-- WHAT IS ASKED --
• a. In the cracker joke thread, what punchline follows the question about a rubbish lion tamer?
• b. List every distinct username that heads a post in the cracker joke thread.
• c. Carry the cracker joke thread forward from the point where it ends.

-- PASSAGE SHOWN --
╭──

# Worst cracker "joke"?



## TDG (May 26, 2009)

I offer you;
What's furry & minty?
*A Polar Bear*

or:
What do you call a man with a paper bag on his head?
*Russell*


----------



## moblee (Dec 31, 2006)

Whats E.T short for ?

*Because he's only got little legs*


----------



## peejay (May 10, 2005)

moblee said:


> Whats E.T short for ?
> 
> *Because he's only got little legs*


Thanks, that little cracker cracked me up :lol:

:santa:

Pete


----------



## peejay (May 10, 2005)

What do you call a rubbish lion tamer?

*Claud Bottom*

:santa:

Pete


----------



## tinkering (Dec 8, 2007)

*crackers*

What do you call a man with a spade on his head?

Dough

Les :wink:


----------



## urbanracer (Aug 22, 2007)

What do you call a woman burning her bills?



















Bernardette


----------



## wakk44 (Jun 15, 2006)

What is Santa's favourite pizza?

╰──

-- DATASET ROWS --
╭──

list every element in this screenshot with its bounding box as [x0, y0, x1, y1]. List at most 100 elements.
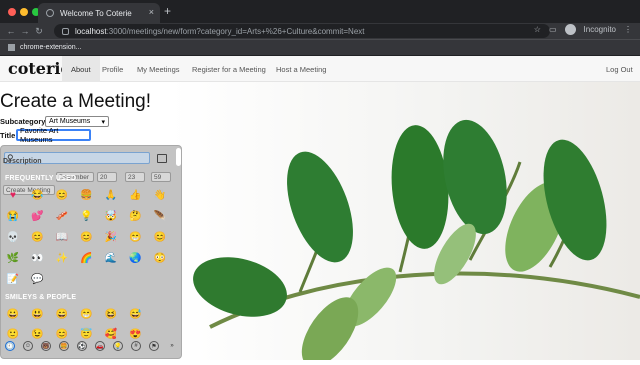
grid-view-icon[interactable] — [157, 154, 167, 163]
close-window-button[interactable] — [8, 8, 16, 16]
minimize-window-button[interactable] — [20, 8, 28, 16]
emoji-cell[interactable]: 🌊 — [103, 250, 119, 266]
emoji-cell[interactable]: 😊 — [54, 187, 70, 203]
scrollbar[interactable] — [176, 148, 181, 166]
emoji-cell[interactable]: 😭 — [5, 208, 21, 224]
cast-icon[interactable]: ▭ — [549, 25, 557, 34]
emoji-cell[interactable]: 🍔 — [79, 187, 95, 203]
emoji-row: 📝 💬 — [5, 271, 46, 287]
emoji-category-bar: 🕘 ☺ 🐻 🍔 ⚽ 🚗 💡 # ⚑ » — [1, 334, 181, 358]
incognito-avatar[interactable] — [564, 24, 576, 35]
hour-value: 23 — [128, 173, 136, 181]
minute-select[interactable]: 59 — [151, 172, 171, 182]
forward-button[interactable]: → — [18, 26, 32, 36]
smileys-heading: SMILEYS & PEOPLE — [5, 294, 77, 301]
browser-chrome: Welcome To Coterie × + ← → ↻ localhost :… — [0, 0, 640, 56]
nav-register-meeting[interactable]: Register for a Meeting — [192, 56, 266, 82]
food-category-icon[interactable]: 🍔 — [59, 341, 69, 351]
recent-category-icon[interactable]: 🕘 — [5, 341, 15, 351]
emoji-cell[interactable]: 😳 — [152, 250, 168, 266]
globe-icon — [46, 9, 54, 17]
subcategory-value: Art Museums — [49, 118, 91, 125]
emoji-row: 😭 💕 🥓 💡 🤯 🤔 🪶 — [5, 208, 168, 224]
hour-select[interactable]: 23 — [125, 172, 145, 182]
emoji-cell[interactable]: 😁 — [79, 306, 95, 322]
emoji-cell[interactable]: 🤔 — [128, 208, 144, 224]
emoji-cell[interactable]: 💡 — [79, 208, 95, 224]
browser-toolbar: ← → ↻ localhost :3000/meetings/new/form?… — [0, 23, 640, 39]
emoji-cell[interactable]: 😄 — [54, 306, 70, 322]
emoji-cell[interactable]: 💕 — [30, 208, 46, 224]
extension-icon — [8, 44, 15, 51]
title-label: Title — [0, 131, 16, 140]
site-info-icon[interactable] — [62, 27, 69, 35]
chevron-down-icon: ▾ — [101, 118, 105, 126]
emoji-cell[interactable]: 🌈 — [79, 250, 95, 266]
back-button[interactable]: ← — [4, 26, 18, 36]
reload-button[interactable]: ↻ — [32, 26, 46, 37]
description-label: Description — [3, 158, 42, 165]
logout-link[interactable]: Log Out — [606, 56, 633, 82]
page-title: Create a Meeting! — [0, 91, 152, 112]
nav-about[interactable]: About — [62, 56, 100, 82]
plant-illustration — [193, 119, 640, 365]
nav-my-meetings[interactable]: My Meetings — [137, 56, 180, 82]
emoji-cell[interactable]: 🤯 — [103, 208, 119, 224]
emoji-cell[interactable]: 🥓 — [54, 208, 70, 224]
close-tab-icon[interactable]: × — [149, 7, 154, 17]
nav-profile[interactable]: Profile — [102, 56, 123, 82]
emoji-row: ♥ 😂 😊 🍔 🙏 👍 👋 — [5, 187, 168, 203]
tab-bar: Welcome To Coterie × + — [0, 0, 640, 23]
emoji-cell[interactable]: 🙏 — [103, 187, 119, 203]
browser-tab[interactable]: Welcome To Coterie × — [38, 3, 160, 23]
emoji-cell[interactable]: 😅 — [128, 306, 144, 322]
nav-host-meeting[interactable]: Host a Meeting — [276, 56, 326, 82]
emoji-cell[interactable]: ♥ — [5, 187, 21, 203]
travel-category-icon[interactable]: 🚗 — [95, 341, 105, 351]
emoji-cell[interactable]: 😊 — [79, 229, 95, 245]
emoji-cell[interactable]: 🌿 — [5, 250, 21, 266]
extension-bar: chrome-extension... — [0, 39, 640, 55]
emoji-cell[interactable]: 🌏 — [128, 250, 144, 266]
bookmark-star-icon[interactable]: ☆ — [534, 25, 541, 34]
activity-category-icon[interactable]: ⚽ — [77, 341, 87, 351]
profile-label[interactable]: Incognito — [584, 25, 616, 34]
emoji-row: 🌿 👀 ✨ 🌈 🌊 🌏 😳 — [5, 250, 168, 266]
emoji-cell[interactable]: 😆 — [103, 306, 119, 322]
site-navbar: coterie About Profile My Meetings Regist… — [0, 56, 640, 82]
frequently-used-heading: FREQUENTLY USED — [5, 175, 77, 182]
title-input[interactable]: Favorite Art Museums — [16, 126, 91, 144]
window-controls — [8, 8, 40, 16]
emoji-cell[interactable]: 😊 — [30, 229, 46, 245]
new-tab-button[interactable]: + — [164, 4, 171, 18]
flags-category-icon[interactable]: ⚑ — [149, 341, 159, 351]
emoji-cell[interactable]: 👍 — [128, 187, 144, 203]
address-bar[interactable]: localhost :3000/meetings/new/form?catego… — [54, 24, 550, 38]
emoji-cell[interactable]: 💀 — [5, 229, 21, 245]
day-select[interactable]: 20 — [97, 172, 117, 182]
emoji-cell[interactable]: 📝 — [5, 271, 21, 287]
animals-category-icon[interactable]: 🐻 — [41, 341, 51, 351]
emoji-cell[interactable]: 👋 — [152, 187, 168, 203]
subcategory-label: Subcategory — [0, 117, 46, 126]
objects-category-icon[interactable]: 💡 — [113, 341, 123, 351]
extension-label[interactable]: chrome-extension... — [20, 44, 81, 51]
emoji-cell[interactable]: 🎉 — [103, 229, 119, 245]
tab-title: Welcome To Coterie — [60, 8, 132, 18]
url-path: :3000/meetings/new/form?category_id=Arts… — [106, 26, 365, 36]
emoji-cell[interactable]: 😊 — [152, 229, 168, 245]
more-categories-icon[interactable]: » — [167, 341, 177, 351]
emoji-cell[interactable]: 💬 — [30, 271, 46, 287]
minute-value: 59 — [154, 173, 162, 181]
emoji-cell[interactable]: 📖 — [54, 229, 70, 245]
smileys-category-icon[interactable]: ☺ — [23, 341, 33, 351]
emoji-cell[interactable]: 😁 — [128, 229, 144, 245]
emoji-cell[interactable]: 🪶 — [152, 208, 168, 224]
emoji-cell[interactable]: ✨ — [54, 250, 70, 266]
emoji-cell[interactable]: 😀 — [5, 306, 21, 322]
emoji-cell[interactable]: 😃 — [30, 306, 46, 322]
symbols-category-icon[interactable]: # — [131, 341, 141, 351]
emoji-cell[interactable]: 😂 — [30, 187, 46, 203]
menu-icon[interactable]: ⋮ — [624, 25, 632, 34]
emoji-cell[interactable]: 👀 — [30, 250, 46, 266]
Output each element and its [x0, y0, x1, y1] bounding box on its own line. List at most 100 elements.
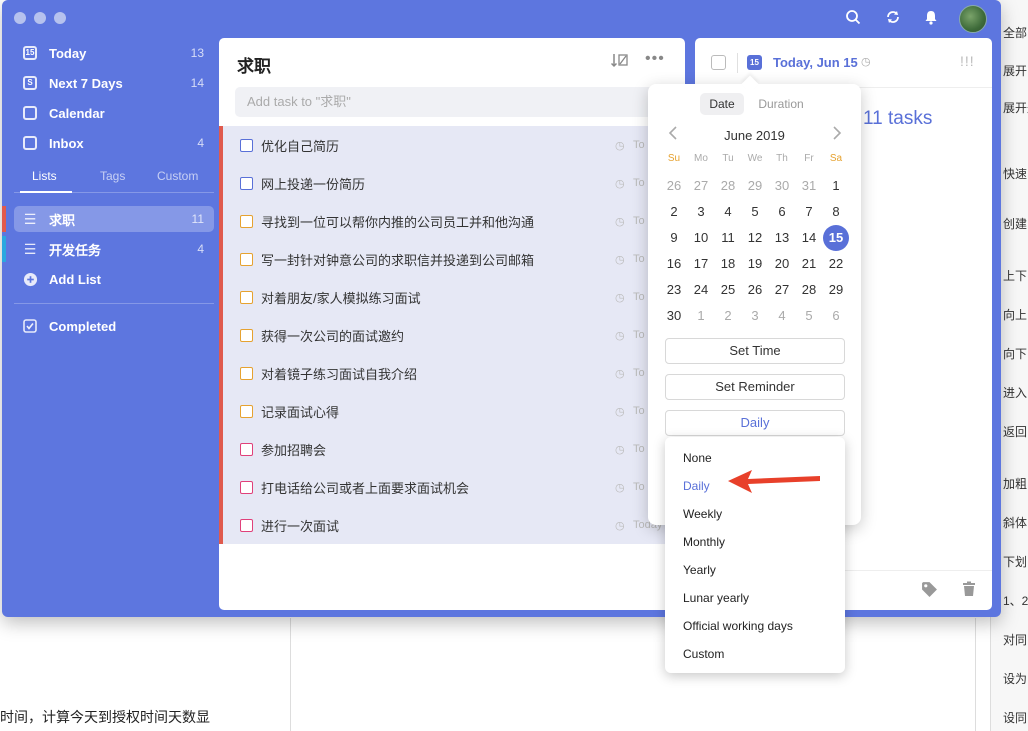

╰──

-- RESULTS BY TASK --
• a. Claud Bottom

• b. TDG, moblee, peejay, tinkering, urbanracer, wakk44

• c.
One that's deep pan,crisp and even.


----------



## Scattycat (Mar 29, 2011)

Why do giraffes have long necks?



Because their feet smell


----------



## vicdicdoc (May 14, 2005)

What do you call a one toothed Mexican lady ?




whaneata

or

what do you call a Chinese girl with a food mixer on her head


blenda

(  the old ones are not necessarily the best ones :roll:


----------



## Pudsey_Bear (Sep 25, 2008)

vicdicdoc said:


> What do you call a one toothed Mexican lady ?
> 
> whaneata
> 
> ...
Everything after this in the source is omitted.